-- Start --
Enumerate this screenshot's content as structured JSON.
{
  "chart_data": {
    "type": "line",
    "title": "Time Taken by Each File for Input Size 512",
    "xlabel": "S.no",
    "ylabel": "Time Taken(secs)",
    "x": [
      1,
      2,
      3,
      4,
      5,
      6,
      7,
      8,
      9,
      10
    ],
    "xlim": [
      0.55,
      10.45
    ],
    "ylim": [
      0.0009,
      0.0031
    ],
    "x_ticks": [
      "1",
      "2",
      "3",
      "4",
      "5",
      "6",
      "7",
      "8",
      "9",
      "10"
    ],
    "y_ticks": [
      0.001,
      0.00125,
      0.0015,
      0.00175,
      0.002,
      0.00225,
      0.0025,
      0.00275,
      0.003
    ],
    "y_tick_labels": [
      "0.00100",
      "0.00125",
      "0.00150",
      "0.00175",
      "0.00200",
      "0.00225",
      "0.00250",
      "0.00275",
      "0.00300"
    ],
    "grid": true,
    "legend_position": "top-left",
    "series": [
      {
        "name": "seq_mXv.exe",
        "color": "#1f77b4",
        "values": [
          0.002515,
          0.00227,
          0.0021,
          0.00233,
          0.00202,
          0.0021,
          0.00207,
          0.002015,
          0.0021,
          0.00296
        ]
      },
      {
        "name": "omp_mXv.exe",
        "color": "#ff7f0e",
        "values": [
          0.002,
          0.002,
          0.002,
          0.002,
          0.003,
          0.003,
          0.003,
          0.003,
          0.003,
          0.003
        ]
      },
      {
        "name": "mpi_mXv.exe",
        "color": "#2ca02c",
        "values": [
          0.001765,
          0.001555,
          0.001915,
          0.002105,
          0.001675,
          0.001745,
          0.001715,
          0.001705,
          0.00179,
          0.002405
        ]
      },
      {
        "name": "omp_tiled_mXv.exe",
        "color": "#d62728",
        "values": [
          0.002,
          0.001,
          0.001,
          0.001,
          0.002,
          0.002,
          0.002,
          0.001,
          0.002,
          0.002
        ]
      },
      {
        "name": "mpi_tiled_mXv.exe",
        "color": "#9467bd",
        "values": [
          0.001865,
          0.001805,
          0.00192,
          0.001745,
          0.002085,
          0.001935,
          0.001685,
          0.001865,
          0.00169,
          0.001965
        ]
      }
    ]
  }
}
-- End --
◆ Set task ◆
Type the material above out again, exactly.

◆ Written answer ◆
Enumerate this screenshot's content as structured JSON.
{
  "chart_data": {
    "type": "line",
    "title": "Time Taken by Each File for Input Size 512",
    "xlabel": "S.no",
    "ylabel": "Time Taken(secs)",
    "x": [
      1,
      2,
      3,
      4,
      5,
      6,
      7,
      8,
      9,
      10
    ],
    "xlim": [
      0.55,
      10.45
    ],
    "ylim": [
      0.0009,
      0.0031
    ],
    "x_ticks": [
      "1",
      "2",
      "3",
      "4",
      "5",
      "6",
      "7",
      "8",
      "9",
      "10"
    ],
    "y_ticks": [
      0.001,
      0.00125,
      0.0015,
      0.00175,
      0.002,
      0.00225,
      0.0025,
      0.00275,
      0.003
    ],
    "y_tick_labels": [
      "0.00100",
      "0.00125",
      "0.00150",
      "0.00175",
      "0.00200",
      "0.00225",
      "0.00250",
      "0.00275",
      "0.00300"
    ],
    "grid": true,
    "legend_position": "top-left",
    "series": [
      {
        "name": "seq_mXv.exe",
        "color": "#1f77b4",
        "values": [
          0.002515,
          0.00227,
          0.0021,
          0.00233,
          0.00202,
          0.0021,
          0.00207,
          0.002015,
          0.0021,
          0.00296
        ]
      },
      {
        "name": "omp_mXv.exe",
        "color": "#ff7f0e",
        "values": [
          0.002,
          0.002,
          0.002,
          0.002,
          0.003,
          0.003,
          0.003,
          0.003,
          0.003,
          0.003
        ]
      },
      {
        "name": "mpi_mXv.exe",
        "color": "#2ca02c",
        "values": [
          0.001765,
          0.001555,
          0.001915,
          0.002105,
          0.001675,
          0.001745,
          0.001715,
          0.001705,
          0.00179,
          0.002405
        ]
      },
      {
        "name": "omp_tiled_mXv.exe",
        "color": "#d62728",
        "values": [
          0.002,
          0.001,
          0.001,
          0.001,
          0.002,
          0.002,
          0.002,
          0.001,
          0.002,
          0.002
        ]
      },
      {
        "name": "mpi_tiled_mXv.exe",
        "color": "#9467bd",
        "values": [
          0.001865,
          0.001805,
          0.00192,
          0.001745,
          0.002085,
          0.001935,
          0.001685,
          0.001865,
          0.00169,
          0.001965
        ]
      }
    ]
  }
}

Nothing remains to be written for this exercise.